_Extracts from a graphics dataset_
┌──

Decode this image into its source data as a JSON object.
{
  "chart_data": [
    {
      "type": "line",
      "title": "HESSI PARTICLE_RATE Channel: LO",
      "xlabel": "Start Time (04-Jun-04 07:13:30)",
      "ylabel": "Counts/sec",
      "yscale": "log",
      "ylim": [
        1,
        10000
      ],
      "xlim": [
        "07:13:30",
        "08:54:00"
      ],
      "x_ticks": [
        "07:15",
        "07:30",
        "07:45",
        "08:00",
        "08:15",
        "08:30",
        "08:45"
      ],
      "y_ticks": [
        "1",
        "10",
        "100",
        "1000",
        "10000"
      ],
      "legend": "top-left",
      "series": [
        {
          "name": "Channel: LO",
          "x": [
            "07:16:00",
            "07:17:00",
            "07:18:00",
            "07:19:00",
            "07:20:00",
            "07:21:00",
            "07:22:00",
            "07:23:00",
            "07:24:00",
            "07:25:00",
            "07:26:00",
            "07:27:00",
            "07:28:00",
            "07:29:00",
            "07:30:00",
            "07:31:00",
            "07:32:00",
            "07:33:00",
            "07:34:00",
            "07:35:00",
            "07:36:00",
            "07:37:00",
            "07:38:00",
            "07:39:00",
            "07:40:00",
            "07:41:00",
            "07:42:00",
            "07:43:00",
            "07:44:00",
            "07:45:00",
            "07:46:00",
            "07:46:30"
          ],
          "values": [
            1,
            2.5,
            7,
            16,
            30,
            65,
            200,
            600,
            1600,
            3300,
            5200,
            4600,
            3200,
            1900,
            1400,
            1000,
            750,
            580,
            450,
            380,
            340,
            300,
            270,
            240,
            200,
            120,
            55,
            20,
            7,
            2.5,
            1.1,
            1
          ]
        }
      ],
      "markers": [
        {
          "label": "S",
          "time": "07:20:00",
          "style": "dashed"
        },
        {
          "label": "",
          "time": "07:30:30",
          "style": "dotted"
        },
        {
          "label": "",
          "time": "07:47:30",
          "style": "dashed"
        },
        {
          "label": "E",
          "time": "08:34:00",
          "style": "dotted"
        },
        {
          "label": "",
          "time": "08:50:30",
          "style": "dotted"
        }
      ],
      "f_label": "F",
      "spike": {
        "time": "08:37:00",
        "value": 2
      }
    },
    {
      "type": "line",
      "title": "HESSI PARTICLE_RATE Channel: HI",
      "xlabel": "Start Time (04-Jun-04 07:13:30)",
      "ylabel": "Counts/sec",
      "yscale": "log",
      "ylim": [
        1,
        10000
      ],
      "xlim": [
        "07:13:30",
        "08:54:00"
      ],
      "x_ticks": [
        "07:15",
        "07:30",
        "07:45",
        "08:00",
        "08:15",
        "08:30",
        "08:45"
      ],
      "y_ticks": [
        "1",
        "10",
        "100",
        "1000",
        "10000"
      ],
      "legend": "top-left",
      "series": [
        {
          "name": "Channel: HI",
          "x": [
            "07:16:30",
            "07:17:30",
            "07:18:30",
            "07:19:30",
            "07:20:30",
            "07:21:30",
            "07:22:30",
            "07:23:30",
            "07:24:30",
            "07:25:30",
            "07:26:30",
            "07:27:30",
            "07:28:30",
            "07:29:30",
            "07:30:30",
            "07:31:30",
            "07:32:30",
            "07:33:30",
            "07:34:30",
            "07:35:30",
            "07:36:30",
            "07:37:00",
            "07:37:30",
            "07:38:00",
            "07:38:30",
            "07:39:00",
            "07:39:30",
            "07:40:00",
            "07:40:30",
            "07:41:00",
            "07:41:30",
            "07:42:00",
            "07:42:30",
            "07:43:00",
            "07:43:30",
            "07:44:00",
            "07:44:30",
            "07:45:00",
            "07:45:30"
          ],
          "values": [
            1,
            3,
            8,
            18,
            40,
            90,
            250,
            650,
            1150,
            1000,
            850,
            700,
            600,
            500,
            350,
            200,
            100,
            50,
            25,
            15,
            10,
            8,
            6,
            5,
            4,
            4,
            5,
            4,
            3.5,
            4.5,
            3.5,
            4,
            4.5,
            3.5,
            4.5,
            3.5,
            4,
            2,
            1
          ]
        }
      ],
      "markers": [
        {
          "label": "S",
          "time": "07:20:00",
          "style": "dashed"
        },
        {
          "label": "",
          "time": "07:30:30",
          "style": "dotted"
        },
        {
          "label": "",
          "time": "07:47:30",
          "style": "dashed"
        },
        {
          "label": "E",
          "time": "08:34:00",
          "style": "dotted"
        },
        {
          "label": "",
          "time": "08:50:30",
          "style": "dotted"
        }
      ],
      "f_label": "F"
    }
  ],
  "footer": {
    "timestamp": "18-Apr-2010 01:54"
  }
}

└──

_Goal_
Exactly reproduce all of the entries.

_Reply_
Decode this image into its source data as a JSON object.
{
  "chart_data": [
    {
      "type": "line",
      "title": "HESSI PARTICLE_RATE Channel: LO",
      "xlabel": "Start Time (04-Jun-04 07:13:30)",
      "ylabel": "Counts/sec",
      "yscale": "log",
      "ylim": [
        1,
        10000
      ],
      "xlim": [
        "07:13:30",
        "08:54:00"
      ],
      "x_ticks": [
        "07:15",
        "07:30",
        "07:45",
        "08:00",
        "08:15",
        "08:30",
        "08:45"
      ],
      "y_ticks": [
        "1",
        "10",
        "100",
        "1000",
        "10000"
      ],
      "legend": "top-left",
      "series": [
        {
          "name": "Channel: LO",
          "x": [
            "07:16:00",
            "07:17:00",
            "07:18:00",
            "07:19:00",
            "07:20:00",
            "07:21:00",
            "07:22:00",
            "07:23:00",
            "07:24:00",
            "07:25:00",
            "07:26:00",
            "07:27:00",
            "07:28:00",
            "07:29:00",
            "07:30:00",
            "07:31:00",
            "07:32:00",
            "07:33:00",
            "07:34:00",
            "07:35:00",
            "07:36:00",
            "07:37:00",
            "07:38:00",
            "07:39:00",
            "07:40:00",
            "07:41:00",
            "07:42:00",
            "07:43:00",
            "07:44:00",
            "07:45:00",
            "07:46:00",
            "07:46:30"
          ],
          "values": [
            1,
            2.5,
            7,
            16,
            30,
            65,
            200,
            600,
            1600,
            3300,
            5200,
            4600,
            3200,
            1900,
            1400,
            1000,
            750,
            580,
            450,
            380,
            340,
            300,
            270,
            240,
            200,
            120,
            55,
            20,
            7,
            2.5,
            1.1,
            1
          ]
        }
      ],
      "markers": [
        {
          "label": "S",
          "time": "07:20:00",
          "style": "dashed"
        },
        {
          "label": "",
          "time": "07:30:30",
          "style": "dotted"
        },
        {
          "label": "",
          "time": "07:47:30",
          "style": "dashed"
        },
        {
          "label": "E",
          "time": "08:34:00",
          "style": "dotted"
        },
        {
          "label": "",
          "time": "08:50:30",
          "style": "dotted"
        }
      ],
      "f_label": "F",
      "spike": {
        "time": "08:37:00",
        "value": 2
      }
    },
    {
      "type": "line",
      "title": "HESSI PARTICLE_RATE Channel: HI",
      "xlabel": "Start Time (04-Jun-04 07:13:30)",
      "ylabel": "Counts/sec",
      "yscale": "log",
      "ylim": [
        1,
        10000
      ],
      "xlim": [
        "07:13:30",
        "08:54:00"
      ],
      "x_ticks": [
        "07:15",
        "07:30",
        "07:45",
        "08:00",
        "08:15",
        "08:30",
        "08:45"
      ],
      "y_ticks": [
        "1",
        "10",
        "100",
        "1000",
        "10000"
      ],
      "legend": "top-left",
      "series": [
        {
          "name": "Channel: HI",
          "x": [
            "07:16:30",
            "07:17:30",
            "07:18:30",
            "07:19:30",
            "07:20:30",
            "07:21:30",
            "07:22:30",
            "07:23:30",
            "07:24:30",
            "07:25:30",
            "07:26:30",
            "07:27:30",
            "07:28:30",
            "07:29:30",
            "07:30:30",
            "07:31:30",
            "07:32:30",
            "07:33:30",
            "07:34:30",
            "07:35:30",
            "07:36:30",
            "07:37:00",
            "07:37:30",
            "07:38:00",
            "07:38:30",
            "07:39:00",
            "07:39:30",
            "07:40:00",
            "07:40:30",
            "07:41:00",
            "07:41:30",
            "07:42:00",
            "07:42:30",
            "07:43:00",
            "07:43:30",
            "07:44:00",
            "07:44:30",
            "07:45:00",
            "07:45:30"
          ],
          "values": [
            1,
            3,
            8,
            18,
            40,
            90,
            250,
            650,
            1150,
            1000,
            850,
            700,
            600,
            500,
            350,
            200,
            100,
            50,
            25,
            15,
            10,
            8,
            6,
            5,
            4,
            4,
            5,
            4,
            3.5,
            4.5,
            3.5,
            4,
            4.5,
            3.5,
            4.5,
            3.5,
            4,
            2,
            1
          ]
        }
      ],
      "markers": [
        {
          "label": "S",
          "time": "07:20:00",
          "style": "dashed"
        },
        {
          "label": "",
          "time": "07:30:30",
          "style": "dotted"
        },
        {
          "label": "",
          "time": "07:47:30",
          "style": "dashed"
        },
        {
          "label": "E",
          "time": "08:34:00",
          "style": "dotted"
        },
        {
          "label": "",
          "time": "08:50:30",
          "style": "dotted"
        }
      ],
      "f_label": "F"
    }
  ],
  "footer": {
    "timestamp": "18-Apr-2010 01:54"
  }
}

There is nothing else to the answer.